(Information shown):

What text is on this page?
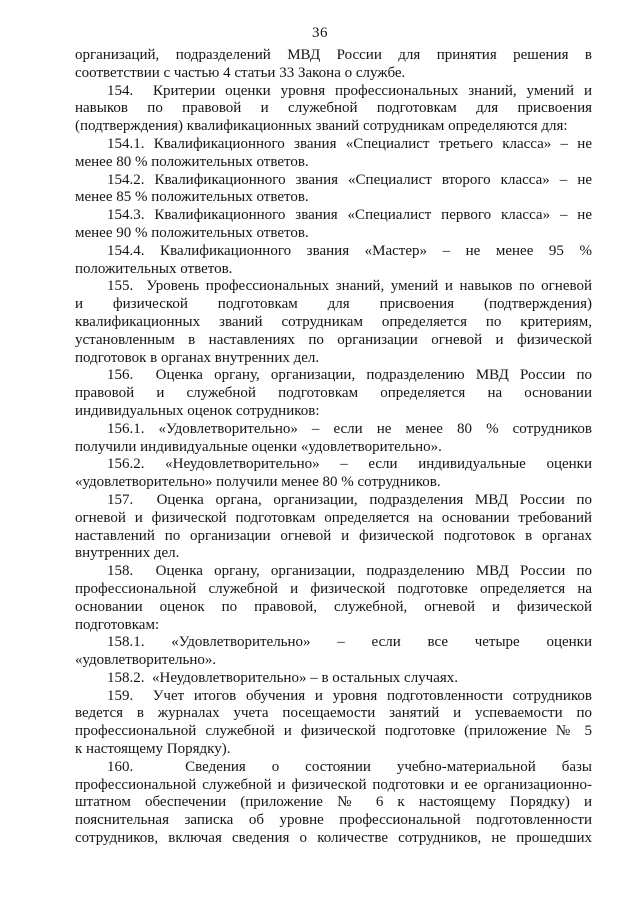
36
организаций, подразделений МВД России для принятия решения в
соответствии с частью 4 статьи 33 Закона о службе.
154.  Критерии оценки уровня профессиональных знаний, умений и
навыков по правовой и служебной подготовкам для присвоения
(подтверждения) квалификационных званий сотрудникам определяются для:
154.1. Квалификационного звания «Специалист третьего класса» – не
менее 80 % положительных ответов.
154.2. Квалификационного звания «Специалист второго класса» – не
менее 85 % положительных ответов.
154.3. Квалификационного звания «Специалист первого класса» – не
менее 90 % положительных ответов.
154.4. Квалификационного звания «Мастер» – не менее 95 %
положительных ответов.
155.  Уровень профессиональных знаний, умений и навыков по огневой
и физической подготовкам для присвоения (подтверждения)
квалификационных званий сотрудникам определяется по критериям,
установленным в наставлениях по организации огневой и физической
подготовок в органах внутренних дел.
156.  Оценка органу, организации, подразделению МВД России по
правовой и служебной подготовкам определяется на основании
индивидуальных оценок сотрудников:
156.1. «Удовлетворительно» – если не менее 80 % сотрудников
получили индивидуальные оценки «удовлетворительно».
156.2. «Неудовлетворительно» – если индивидуальные оценки
«удовлетворительно» получили менее 80 % сотрудников.
157.  Оценка органа, организации, подразделения МВД России по
огневой и физической подготовкам определяется на основании требований
наставлений по организации огневой и физической подготовок в органах
внутренних дел.
158.  Оценка органу, организации, подразделению МВД России по
профессиональной служебной и физической подготовке определяется на
основании оценок по правовой, служебной, огневой и физической
подготовкам:
158.1. «Удовлетворительно» – если все четыре оценки
«удовлетворительно».
158.2.  «Неудовлетворительно» – в остальных случаях.
159.  Учет итогов обучения и уровня подготовленности сотрудников
ведется в журналах учета посещаемости занятий и успеваемости по
профессиональной служебной и физической подготовке (приложение № 5
к настоящему Порядку).
160.  Сведения о состоянии учебно-материальной базы
профессиональной служебной и физической подготовки и ее организационно-
штатном обеспечении (приложение № 6 к настоящему Порядку) и
пояснительная записка об уровне профессиональной подготовленности
сотрудников, включая сведения о количестве сотрудников, не прошедших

(Exercise description):
Quote the material exactly. Pictures stay out.

(Solution to this exercise):
What text is on this page?
36
организаций, подразделений МВД России для принятия решения в
соответствии с частью 4 статьи 33 Закона о службе.
154.  Критерии оценки уровня профессиональных знаний, умений и
навыков по правовой и служебной подготовкам для присвоения
(подтверждения) квалификационных званий сотрудникам определяются для:
154.1. Квалификационного звания «Специалист третьего класса» – не
менее 80 % положительных ответов.
154.2. Квалификационного звания «Специалист второго класса» – не
менее 85 % положительных ответов.
154.3. Квалификационного звания «Специалист первого класса» – не
менее 90 % положительных ответов.
154.4. Квалификационного звания «Мастер» – не менее 95 %
положительных ответов.
155.  Уровень профессиональных знаний, умений и навыков по огневой
и физической подготовкам для присвоения (подтверждения)
квалификационных званий сотрудникам определяется по критериям,
установленным в наставлениях по организации огневой и физической
подготовок в органах внутренних дел.
156.  Оценка органу, организации, подразделению МВД России по
правовой и служебной подготовкам определяется на основании
индивидуальных оценок сотрудников:
156.1. «Удовлетворительно» – если не менее 80 % сотрудников
получили индивидуальные оценки «удовлетворительно».
156.2. «Неудовлетворительно» – если индивидуальные оценки
«удовлетворительно» получили менее 80 % сотрудников.
157.  Оценка органа, организации, подразделения МВД России по
огневой и физической подготовкам определяется на основании требований
наставлений по организации огневой и физической подготовок в органах
внутренних дел.
158.  Оценка органу, организации, подразделению МВД России по
профессиональной служебной и физической подготовке определяется на
основании оценок по правовой, служебной, огневой и физической
подготовкам:
158.1. «Удовлетворительно» – если все четыре оценки
«удовлетворительно».
158.2.  «Неудовлетворительно» – в остальных случаях.
159.  Учет итогов обучения и уровня подготовленности сотрудников
ведется в журналах учета посещаемости занятий и успеваемости по
профессиональной служебной и физической подготовке (приложение № 5
к настоящему Порядку).
160.  Сведения о состоянии учебно-материальной базы
профессиональной служебной и физической подготовки и ее организационно-
штатном обеспечении (приложение № 6 к настоящему Порядку) и
пояснительная записка об уровне профессиональной подготовленности
сотрудников, включая сведения о количестве сотрудников, не прошедших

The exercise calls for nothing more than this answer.